- _Set problem_
Repeat each line exactly, leaving nothing out.

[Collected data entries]

"""

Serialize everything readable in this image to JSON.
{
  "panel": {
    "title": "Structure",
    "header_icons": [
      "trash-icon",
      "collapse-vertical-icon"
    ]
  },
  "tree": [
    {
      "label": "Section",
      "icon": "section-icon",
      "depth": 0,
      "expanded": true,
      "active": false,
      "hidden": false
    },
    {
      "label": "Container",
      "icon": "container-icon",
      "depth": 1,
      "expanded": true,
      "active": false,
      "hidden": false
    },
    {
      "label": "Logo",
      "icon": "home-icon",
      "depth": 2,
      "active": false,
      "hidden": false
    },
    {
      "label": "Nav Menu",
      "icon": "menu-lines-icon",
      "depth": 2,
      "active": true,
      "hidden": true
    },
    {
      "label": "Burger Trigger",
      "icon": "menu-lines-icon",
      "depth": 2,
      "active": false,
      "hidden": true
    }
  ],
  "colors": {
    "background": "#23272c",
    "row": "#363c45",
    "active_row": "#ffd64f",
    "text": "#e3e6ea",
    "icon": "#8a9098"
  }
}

"""

- _Answer to this exercise_
Serialize everything readable in this image to JSON.
{
  "panel": {
    "title": "Structure",
    "header_icons": [
      "trash-icon",
      "collapse-vertical-icon"
    ]
  },
  "tree": [
    {
      "label": "Section",
      "icon": "section-icon",
      "depth": 0,
      "expanded": true,
      "active": false,
      "hidden": false
    },
    {
      "label": "Container",
      "icon": "container-icon",
      "depth": 1,
      "expanded": true,
      "active": false,
      "hidden": false
    },
    {
      "label": "Logo",
      "icon": "home-icon",
      "depth": 2,
      "active": false,
      "hidden": false
    },
    {
      "label": "Nav Menu",
      "icon": "menu-lines-icon",
      "depth": 2,
      "active": true,
      "hidden": true
    },
    {
      "label": "Burger Trigger",
      "icon": "menu-lines-icon",
      "depth": 2,
      "active": false,
      "hidden": true
    }
  ],
  "colors": {
    "background": "#23272c",
    "row": "#363c45",
    "active_row": "#ffd64f",
    "text": "#e3e6ea",
    "icon": "#8a9098"
  }
}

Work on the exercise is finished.